- **Short exercise 1**: From the Markowitz v. Berg excerpt below, list each commitment that the judgment creditor is hypothesized to have bound himself to.

- **Supplied passage**:
Markowitz v. Berg

We adopt without reservation the views of the learned vice-chancellor (a) that the mortgage in suit, if made without the knowledge of the Home Owners' Loan Corporation, contravenes the fundamental policy of the Home Owners' Loan act (12 U.S.C.A. §§ 1461 et seq.) and the rules and regulations formulated in pursuance of the authority thereby granted (it seems to be conceded that these rules and regulations have the force of law), and is therefore void, and (b) that such knowledge as Epstein, the "fee attorney," had of the existence of the mortgage, or of the intention of the home owner thus to assume payment of part of the judgment debt so agreed to be canceled, is not imputable to the Corporation.

But these conclusions proceed from the hypothesis that the judgment creditor had bound himself to accept the Corporation's bonds in the aggregate sum of $200, in full satisfaction of his claim against the home owner under the judgment, and to release the lands from the lien thereof, and to enter into a covenant not to "proceed on the judgment as against" the home owner; and this question is not discussed in the opinion.

- **Short exercise 2**: Print the collected data listing line for line, starting at its first line and ending at the line that contains "data-label: class II (162, 254, 213, 268)", with both of those lines included.

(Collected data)
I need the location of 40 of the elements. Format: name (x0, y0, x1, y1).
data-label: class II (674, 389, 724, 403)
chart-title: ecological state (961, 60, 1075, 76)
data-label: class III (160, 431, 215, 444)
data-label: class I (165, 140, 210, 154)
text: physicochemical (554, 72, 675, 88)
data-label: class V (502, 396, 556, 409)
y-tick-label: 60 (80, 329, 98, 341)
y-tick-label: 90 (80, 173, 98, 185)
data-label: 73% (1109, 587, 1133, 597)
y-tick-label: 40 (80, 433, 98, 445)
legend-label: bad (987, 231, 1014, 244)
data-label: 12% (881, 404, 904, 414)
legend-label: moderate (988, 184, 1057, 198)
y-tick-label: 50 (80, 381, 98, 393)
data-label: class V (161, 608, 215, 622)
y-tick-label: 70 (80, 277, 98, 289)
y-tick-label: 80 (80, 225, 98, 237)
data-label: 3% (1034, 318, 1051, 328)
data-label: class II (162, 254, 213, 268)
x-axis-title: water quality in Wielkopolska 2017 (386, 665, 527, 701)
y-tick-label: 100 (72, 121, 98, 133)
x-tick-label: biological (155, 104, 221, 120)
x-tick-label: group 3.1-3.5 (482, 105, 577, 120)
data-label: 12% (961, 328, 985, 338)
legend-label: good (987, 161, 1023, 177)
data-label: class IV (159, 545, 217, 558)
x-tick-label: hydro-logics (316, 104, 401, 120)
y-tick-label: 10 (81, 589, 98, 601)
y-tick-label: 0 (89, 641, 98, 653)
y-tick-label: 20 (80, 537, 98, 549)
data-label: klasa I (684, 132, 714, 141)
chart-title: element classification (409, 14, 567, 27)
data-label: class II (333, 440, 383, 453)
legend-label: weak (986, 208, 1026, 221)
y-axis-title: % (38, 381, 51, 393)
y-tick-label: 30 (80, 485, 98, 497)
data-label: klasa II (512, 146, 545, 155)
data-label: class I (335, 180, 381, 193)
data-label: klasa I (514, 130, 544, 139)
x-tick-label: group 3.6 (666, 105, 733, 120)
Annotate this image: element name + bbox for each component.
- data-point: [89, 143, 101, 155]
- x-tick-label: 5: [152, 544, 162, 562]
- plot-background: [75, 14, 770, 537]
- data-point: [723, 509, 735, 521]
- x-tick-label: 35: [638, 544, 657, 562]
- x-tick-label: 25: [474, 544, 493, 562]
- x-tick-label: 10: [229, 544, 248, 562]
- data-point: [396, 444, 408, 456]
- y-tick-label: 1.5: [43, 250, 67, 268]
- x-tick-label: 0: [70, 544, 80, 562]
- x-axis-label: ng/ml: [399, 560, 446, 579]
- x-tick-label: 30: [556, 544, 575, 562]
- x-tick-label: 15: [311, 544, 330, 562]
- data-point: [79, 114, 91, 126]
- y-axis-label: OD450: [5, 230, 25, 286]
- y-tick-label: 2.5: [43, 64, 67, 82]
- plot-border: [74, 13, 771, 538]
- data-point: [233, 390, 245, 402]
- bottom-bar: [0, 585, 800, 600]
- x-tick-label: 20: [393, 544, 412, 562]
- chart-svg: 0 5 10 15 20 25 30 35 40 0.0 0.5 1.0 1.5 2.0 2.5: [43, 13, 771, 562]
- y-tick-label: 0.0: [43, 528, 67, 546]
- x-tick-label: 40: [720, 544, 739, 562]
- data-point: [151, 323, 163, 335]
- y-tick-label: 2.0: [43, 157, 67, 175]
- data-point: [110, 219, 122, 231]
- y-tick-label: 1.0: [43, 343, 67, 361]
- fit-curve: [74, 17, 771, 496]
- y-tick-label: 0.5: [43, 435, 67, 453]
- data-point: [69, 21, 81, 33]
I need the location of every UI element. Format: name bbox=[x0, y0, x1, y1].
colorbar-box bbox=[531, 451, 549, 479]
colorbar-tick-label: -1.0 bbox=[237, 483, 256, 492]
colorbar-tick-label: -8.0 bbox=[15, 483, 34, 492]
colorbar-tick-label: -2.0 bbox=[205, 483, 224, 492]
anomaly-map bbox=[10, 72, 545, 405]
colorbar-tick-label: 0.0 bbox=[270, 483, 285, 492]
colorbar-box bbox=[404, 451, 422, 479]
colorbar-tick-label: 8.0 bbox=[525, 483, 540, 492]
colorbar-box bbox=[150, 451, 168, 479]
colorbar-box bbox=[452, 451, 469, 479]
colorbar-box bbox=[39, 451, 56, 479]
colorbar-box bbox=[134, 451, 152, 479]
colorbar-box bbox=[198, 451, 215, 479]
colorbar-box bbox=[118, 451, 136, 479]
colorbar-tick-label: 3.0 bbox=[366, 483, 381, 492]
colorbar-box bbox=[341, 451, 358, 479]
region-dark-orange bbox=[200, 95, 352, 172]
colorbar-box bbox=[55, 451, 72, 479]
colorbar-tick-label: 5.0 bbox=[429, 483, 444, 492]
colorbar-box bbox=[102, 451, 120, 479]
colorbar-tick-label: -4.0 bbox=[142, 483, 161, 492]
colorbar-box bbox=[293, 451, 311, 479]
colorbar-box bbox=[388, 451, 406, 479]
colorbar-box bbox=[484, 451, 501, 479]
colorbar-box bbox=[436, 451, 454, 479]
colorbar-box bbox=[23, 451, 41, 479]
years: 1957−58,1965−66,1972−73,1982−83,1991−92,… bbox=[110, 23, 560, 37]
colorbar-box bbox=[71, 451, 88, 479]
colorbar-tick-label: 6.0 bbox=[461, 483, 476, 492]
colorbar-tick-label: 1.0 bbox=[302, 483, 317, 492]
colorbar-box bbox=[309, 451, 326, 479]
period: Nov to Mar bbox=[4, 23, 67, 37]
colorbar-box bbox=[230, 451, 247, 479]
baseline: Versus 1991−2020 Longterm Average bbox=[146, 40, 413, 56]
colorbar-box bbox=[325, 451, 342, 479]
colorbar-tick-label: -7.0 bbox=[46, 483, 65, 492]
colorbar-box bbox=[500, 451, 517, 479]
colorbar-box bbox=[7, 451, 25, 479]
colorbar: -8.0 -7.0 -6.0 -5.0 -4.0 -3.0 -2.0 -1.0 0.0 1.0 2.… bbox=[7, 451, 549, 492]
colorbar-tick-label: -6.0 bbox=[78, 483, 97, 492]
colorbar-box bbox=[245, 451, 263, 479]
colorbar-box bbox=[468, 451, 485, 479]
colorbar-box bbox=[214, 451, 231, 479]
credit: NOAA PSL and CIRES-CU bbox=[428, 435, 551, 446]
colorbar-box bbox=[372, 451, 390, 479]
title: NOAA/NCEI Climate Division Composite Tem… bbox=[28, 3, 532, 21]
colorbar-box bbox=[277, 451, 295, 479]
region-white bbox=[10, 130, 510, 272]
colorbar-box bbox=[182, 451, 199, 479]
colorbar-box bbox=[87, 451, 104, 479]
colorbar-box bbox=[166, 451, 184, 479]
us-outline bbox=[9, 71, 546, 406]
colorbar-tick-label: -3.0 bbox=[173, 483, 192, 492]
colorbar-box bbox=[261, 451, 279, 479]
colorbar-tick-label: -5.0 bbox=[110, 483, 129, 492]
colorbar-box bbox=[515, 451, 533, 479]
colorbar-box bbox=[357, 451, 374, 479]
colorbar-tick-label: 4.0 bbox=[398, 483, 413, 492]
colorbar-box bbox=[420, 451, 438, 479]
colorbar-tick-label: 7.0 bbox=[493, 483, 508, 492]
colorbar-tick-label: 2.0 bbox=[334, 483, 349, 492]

- **Answer 1**:
- To accept the Corporation's bonds in the aggregate sum of $200 in full satisfaction of his claim against the home owner under the judgment
- To release the lands from the lien of the judgment
- To enter into a covenant not to "proceed on the judgment as against" the home owner

- **Answer 2**:
I need the location of 40 of the elements. Format: name (x0, y0, x1, y1).
data-label: class II (674, 389, 724, 403)
chart-title: ecological state (961, 60, 1075, 76)
data-label: class III (160, 431, 215, 444)
data-label: class I (165, 140, 210, 154)
text: physicochemical (554, 72, 675, 88)
data-label: class V (502, 396, 556, 409)
y-tick-label: 60 (80, 329, 98, 341)
y-tick-label: 90 (80, 173, 98, 185)
data-label: 73% (1109, 587, 1133, 597)
y-tick-label: 40 (80, 433, 98, 445)
legend-label: bad (987, 231, 1014, 244)
data-label: 12% (881, 404, 904, 414)
legend-label: moderate (988, 184, 1057, 198)
y-tick-label: 50 (80, 381, 98, 393)
data-label: class V (161, 608, 215, 622)
y-tick-label: 70 (80, 277, 98, 289)
y-tick-label: 80 (80, 225, 98, 237)
data-label: 3% (1034, 318, 1051, 328)
data-label: class II (162, 254, 213, 268)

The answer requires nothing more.